> [WHAT YOU WILL DO]: Lines containing the string "Showdown" are to be collected in full.

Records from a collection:
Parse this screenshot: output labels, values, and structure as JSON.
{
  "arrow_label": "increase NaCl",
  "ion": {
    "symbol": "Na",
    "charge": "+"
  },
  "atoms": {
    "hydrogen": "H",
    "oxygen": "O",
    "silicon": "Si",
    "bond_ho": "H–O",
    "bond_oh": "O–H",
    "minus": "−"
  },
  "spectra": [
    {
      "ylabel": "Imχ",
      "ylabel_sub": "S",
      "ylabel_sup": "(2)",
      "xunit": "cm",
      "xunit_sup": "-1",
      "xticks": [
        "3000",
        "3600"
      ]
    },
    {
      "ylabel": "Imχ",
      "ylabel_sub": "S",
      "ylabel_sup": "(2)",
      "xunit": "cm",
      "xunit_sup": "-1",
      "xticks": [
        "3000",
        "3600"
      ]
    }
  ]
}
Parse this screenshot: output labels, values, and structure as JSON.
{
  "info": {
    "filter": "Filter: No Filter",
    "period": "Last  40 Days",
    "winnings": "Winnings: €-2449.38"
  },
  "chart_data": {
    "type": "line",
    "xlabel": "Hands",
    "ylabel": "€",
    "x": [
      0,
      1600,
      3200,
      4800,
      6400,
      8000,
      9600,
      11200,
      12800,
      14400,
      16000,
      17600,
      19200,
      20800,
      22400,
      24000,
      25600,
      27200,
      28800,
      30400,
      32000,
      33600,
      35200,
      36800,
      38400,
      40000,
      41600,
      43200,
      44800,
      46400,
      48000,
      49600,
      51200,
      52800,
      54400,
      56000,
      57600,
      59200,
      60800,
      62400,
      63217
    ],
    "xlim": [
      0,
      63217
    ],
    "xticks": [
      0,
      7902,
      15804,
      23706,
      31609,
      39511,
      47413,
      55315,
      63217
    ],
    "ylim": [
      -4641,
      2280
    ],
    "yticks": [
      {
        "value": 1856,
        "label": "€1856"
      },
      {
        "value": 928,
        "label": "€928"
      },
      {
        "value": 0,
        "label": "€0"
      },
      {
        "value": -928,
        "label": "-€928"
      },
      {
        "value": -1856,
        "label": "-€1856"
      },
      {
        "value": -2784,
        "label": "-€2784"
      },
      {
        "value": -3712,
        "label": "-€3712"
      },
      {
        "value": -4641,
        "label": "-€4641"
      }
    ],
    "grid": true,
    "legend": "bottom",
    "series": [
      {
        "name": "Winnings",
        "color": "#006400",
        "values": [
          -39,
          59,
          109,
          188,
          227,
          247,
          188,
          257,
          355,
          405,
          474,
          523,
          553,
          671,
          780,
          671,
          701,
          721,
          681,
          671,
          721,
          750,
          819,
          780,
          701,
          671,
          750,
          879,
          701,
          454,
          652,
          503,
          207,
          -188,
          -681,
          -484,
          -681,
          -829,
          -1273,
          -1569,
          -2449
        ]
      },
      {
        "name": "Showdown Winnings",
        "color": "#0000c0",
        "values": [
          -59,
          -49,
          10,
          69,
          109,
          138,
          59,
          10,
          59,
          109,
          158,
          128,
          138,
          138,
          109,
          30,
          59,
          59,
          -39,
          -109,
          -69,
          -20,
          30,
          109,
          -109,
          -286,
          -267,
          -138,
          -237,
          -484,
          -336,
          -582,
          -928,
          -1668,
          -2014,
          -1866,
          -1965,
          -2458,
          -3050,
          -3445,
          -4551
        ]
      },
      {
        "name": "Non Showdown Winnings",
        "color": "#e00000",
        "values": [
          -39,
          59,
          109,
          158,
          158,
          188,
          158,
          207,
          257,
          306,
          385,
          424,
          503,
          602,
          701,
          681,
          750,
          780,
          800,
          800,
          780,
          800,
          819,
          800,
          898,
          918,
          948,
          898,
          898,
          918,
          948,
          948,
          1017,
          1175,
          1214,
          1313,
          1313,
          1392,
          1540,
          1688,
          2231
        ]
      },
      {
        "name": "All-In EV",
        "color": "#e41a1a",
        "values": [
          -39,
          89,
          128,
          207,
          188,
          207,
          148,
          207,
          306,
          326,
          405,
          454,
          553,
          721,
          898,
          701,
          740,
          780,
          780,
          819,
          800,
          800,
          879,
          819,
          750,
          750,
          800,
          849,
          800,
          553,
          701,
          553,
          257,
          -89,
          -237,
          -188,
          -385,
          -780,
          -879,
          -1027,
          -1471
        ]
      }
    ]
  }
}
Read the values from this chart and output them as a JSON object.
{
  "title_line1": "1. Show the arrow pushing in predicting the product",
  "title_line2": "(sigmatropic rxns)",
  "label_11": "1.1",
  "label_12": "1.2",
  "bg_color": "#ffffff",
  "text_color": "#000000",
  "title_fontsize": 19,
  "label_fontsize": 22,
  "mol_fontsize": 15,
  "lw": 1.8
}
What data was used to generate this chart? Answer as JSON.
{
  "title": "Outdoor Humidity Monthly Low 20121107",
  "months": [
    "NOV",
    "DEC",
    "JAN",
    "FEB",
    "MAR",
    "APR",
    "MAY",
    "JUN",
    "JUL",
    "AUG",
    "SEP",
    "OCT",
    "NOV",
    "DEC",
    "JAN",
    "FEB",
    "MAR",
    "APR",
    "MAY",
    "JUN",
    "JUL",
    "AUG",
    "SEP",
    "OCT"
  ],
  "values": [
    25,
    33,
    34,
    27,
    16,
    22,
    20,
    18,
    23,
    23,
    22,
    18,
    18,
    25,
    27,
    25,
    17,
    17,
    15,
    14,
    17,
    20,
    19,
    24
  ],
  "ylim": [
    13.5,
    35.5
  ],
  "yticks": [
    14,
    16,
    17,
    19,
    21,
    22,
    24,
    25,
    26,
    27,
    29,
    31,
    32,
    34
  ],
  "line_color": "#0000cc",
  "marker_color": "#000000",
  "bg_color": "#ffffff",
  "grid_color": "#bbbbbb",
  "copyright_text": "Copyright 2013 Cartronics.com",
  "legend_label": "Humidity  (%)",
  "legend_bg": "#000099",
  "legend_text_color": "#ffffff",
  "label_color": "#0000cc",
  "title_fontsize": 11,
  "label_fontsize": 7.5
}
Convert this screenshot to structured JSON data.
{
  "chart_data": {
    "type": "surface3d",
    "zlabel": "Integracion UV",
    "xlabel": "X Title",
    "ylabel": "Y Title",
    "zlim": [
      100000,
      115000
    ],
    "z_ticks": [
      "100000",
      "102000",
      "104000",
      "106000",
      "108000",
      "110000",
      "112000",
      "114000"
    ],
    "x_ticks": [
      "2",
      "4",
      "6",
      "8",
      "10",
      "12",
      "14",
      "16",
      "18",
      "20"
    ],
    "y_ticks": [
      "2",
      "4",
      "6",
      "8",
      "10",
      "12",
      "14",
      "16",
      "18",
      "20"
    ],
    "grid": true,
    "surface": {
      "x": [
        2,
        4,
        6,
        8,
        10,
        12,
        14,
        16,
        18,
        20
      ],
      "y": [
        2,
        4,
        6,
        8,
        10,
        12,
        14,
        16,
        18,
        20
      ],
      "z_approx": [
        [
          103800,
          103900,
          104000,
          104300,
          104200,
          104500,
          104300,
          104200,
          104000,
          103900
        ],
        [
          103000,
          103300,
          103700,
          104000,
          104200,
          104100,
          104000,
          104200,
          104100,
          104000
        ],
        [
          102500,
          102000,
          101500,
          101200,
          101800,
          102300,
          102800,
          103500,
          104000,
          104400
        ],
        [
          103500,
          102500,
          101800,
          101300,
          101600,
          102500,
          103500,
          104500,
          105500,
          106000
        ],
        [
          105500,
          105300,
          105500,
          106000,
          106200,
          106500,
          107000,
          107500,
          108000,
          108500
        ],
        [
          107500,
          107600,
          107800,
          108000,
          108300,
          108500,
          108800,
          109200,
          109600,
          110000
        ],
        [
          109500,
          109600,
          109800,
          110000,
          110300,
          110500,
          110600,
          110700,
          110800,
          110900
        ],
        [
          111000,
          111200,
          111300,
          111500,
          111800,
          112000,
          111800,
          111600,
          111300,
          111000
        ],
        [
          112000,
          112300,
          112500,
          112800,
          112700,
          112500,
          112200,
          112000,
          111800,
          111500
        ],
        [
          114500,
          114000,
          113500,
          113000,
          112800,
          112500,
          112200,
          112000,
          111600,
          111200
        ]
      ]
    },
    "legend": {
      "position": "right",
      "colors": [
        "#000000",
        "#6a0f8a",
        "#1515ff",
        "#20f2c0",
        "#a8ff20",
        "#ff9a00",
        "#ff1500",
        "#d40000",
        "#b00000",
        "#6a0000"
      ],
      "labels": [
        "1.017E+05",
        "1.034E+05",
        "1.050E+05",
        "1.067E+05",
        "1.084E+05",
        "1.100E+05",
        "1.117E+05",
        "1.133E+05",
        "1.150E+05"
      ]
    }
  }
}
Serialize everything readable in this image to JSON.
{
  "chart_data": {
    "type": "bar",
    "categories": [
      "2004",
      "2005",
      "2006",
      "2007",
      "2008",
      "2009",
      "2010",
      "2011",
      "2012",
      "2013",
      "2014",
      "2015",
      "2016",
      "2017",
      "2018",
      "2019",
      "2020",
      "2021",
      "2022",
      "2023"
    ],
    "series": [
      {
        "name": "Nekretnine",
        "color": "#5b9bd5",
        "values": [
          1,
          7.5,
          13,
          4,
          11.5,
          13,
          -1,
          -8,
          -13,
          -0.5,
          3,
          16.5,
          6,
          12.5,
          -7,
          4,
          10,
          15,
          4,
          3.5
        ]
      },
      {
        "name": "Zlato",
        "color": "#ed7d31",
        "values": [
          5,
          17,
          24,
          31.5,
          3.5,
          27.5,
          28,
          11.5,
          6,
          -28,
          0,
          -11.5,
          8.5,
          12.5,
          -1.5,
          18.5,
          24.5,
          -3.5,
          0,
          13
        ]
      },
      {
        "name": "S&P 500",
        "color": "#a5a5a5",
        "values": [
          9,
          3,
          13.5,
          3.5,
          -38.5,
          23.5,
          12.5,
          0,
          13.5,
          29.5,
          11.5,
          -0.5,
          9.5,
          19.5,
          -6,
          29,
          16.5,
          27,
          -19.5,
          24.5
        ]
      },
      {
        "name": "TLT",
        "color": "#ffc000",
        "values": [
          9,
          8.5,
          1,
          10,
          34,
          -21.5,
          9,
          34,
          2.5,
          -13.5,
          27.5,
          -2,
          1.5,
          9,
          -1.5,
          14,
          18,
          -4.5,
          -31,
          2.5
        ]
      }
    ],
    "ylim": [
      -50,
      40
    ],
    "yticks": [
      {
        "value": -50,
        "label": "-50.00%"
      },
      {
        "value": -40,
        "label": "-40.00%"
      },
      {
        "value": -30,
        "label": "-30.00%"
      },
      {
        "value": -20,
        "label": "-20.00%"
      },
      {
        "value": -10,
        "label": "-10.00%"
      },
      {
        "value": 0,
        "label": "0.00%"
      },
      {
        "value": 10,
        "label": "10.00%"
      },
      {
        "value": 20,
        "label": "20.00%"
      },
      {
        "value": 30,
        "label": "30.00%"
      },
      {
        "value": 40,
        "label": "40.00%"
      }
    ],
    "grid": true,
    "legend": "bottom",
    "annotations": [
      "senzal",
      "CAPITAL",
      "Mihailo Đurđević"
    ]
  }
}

> [EXERCISE SOLUTION]:
        "name": "Showdown Winnings",
        "name": "Non Showdown Winnings",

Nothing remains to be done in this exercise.